### Records for processing ###

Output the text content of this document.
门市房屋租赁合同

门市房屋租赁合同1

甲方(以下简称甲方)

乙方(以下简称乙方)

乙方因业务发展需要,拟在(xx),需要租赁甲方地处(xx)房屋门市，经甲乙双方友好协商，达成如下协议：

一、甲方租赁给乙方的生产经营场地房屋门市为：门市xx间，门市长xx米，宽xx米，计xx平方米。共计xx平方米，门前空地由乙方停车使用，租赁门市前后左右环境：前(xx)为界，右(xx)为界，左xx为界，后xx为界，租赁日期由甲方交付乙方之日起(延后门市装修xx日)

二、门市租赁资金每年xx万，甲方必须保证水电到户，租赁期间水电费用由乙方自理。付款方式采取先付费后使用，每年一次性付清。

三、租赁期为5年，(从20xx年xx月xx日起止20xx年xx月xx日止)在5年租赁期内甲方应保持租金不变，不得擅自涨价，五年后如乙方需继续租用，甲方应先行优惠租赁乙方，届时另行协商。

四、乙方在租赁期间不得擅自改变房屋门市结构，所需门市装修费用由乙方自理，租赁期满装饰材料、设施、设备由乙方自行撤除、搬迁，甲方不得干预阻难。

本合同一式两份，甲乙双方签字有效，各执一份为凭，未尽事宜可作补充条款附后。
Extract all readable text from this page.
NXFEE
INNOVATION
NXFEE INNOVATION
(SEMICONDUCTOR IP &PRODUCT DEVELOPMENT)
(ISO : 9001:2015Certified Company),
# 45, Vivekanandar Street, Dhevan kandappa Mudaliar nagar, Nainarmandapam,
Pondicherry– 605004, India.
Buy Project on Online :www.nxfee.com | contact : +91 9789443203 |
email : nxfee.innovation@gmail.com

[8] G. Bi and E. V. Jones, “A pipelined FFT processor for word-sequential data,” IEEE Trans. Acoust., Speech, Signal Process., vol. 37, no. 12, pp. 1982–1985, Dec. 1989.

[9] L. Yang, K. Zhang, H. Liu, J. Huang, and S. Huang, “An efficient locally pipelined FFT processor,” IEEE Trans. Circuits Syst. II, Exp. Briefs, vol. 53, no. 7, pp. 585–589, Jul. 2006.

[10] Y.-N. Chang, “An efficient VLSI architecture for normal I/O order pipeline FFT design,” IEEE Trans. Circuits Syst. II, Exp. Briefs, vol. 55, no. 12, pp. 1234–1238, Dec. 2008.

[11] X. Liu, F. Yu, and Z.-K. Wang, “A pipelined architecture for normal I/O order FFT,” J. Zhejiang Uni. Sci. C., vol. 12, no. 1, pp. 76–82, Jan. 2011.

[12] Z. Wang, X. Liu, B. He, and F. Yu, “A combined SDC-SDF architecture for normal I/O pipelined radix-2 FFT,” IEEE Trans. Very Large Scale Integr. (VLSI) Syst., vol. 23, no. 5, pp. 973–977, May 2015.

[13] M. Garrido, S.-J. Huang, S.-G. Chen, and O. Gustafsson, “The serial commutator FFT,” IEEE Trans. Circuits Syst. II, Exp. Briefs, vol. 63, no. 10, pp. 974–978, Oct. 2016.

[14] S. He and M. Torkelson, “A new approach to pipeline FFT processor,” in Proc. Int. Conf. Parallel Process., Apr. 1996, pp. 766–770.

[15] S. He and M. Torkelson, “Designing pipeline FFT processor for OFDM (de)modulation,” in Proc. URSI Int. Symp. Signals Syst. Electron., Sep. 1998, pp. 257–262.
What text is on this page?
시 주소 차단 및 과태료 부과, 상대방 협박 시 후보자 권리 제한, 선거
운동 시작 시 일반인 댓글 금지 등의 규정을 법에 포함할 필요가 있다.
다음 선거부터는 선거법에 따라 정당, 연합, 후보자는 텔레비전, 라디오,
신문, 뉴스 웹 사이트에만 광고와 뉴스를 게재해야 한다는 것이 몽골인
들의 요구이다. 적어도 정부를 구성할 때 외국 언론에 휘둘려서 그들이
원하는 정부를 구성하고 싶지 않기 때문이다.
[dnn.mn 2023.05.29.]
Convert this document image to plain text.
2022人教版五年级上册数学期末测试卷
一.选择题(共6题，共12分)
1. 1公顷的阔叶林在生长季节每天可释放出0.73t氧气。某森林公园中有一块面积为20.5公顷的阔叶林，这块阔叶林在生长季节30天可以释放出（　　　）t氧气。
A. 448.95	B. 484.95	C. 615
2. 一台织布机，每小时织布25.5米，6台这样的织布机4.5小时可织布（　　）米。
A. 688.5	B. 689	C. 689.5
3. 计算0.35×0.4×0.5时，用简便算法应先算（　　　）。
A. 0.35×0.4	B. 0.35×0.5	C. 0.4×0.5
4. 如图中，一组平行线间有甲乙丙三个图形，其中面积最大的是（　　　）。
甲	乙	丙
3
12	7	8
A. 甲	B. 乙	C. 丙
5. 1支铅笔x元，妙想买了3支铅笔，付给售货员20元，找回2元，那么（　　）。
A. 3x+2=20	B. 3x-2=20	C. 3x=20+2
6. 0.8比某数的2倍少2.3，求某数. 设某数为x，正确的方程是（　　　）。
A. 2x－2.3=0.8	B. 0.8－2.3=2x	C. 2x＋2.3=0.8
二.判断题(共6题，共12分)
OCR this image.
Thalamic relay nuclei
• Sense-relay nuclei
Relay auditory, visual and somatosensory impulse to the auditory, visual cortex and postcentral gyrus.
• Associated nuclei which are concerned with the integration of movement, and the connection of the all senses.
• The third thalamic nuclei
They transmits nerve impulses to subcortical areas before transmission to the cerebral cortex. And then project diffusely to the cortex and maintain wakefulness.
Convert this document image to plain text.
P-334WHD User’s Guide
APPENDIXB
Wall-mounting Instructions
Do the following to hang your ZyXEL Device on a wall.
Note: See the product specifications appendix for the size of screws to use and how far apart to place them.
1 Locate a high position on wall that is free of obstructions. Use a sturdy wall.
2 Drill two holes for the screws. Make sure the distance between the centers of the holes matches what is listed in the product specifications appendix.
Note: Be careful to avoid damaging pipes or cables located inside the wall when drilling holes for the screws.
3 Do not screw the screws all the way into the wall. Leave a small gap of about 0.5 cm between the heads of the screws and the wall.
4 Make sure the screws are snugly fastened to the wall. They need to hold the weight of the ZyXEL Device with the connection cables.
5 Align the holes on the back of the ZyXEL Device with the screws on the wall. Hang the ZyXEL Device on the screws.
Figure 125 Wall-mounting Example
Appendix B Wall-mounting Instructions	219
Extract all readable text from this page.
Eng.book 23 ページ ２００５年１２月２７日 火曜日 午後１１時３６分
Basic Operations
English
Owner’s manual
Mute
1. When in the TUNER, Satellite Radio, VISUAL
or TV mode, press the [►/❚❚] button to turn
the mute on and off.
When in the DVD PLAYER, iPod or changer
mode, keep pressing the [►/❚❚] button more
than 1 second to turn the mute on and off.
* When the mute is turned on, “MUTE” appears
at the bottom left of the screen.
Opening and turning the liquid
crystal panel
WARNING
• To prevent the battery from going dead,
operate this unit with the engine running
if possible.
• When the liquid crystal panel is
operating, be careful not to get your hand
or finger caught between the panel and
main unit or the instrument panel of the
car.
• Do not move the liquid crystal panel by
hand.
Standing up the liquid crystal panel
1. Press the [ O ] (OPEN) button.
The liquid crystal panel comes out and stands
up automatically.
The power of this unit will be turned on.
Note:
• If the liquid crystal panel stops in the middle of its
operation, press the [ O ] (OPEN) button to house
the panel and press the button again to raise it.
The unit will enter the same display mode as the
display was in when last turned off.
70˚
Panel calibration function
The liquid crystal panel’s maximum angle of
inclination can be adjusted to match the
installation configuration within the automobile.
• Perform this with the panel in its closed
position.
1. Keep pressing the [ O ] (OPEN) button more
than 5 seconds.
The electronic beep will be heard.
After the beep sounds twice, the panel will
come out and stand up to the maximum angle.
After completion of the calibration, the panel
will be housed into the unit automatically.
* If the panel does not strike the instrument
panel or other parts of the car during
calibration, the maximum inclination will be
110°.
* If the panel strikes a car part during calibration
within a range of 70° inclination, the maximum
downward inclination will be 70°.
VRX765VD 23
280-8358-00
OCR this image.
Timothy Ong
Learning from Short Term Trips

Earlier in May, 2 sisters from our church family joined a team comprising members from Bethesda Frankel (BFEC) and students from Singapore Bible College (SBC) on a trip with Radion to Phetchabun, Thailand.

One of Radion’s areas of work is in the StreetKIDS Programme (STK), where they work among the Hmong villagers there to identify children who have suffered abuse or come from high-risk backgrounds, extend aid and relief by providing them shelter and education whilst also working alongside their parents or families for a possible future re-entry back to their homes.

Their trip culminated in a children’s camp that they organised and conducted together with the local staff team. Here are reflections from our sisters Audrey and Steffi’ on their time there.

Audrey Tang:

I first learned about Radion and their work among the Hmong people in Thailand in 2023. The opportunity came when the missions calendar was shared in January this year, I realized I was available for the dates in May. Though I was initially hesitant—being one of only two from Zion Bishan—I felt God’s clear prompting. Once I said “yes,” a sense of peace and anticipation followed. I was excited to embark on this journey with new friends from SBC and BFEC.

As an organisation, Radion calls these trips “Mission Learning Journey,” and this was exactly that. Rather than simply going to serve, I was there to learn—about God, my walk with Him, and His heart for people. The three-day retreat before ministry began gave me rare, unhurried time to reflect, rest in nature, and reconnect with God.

###

▸ Written request
Across all the entries, count the lines that contain the word "cables" and give the number by itself.

▸ Solved exercise
2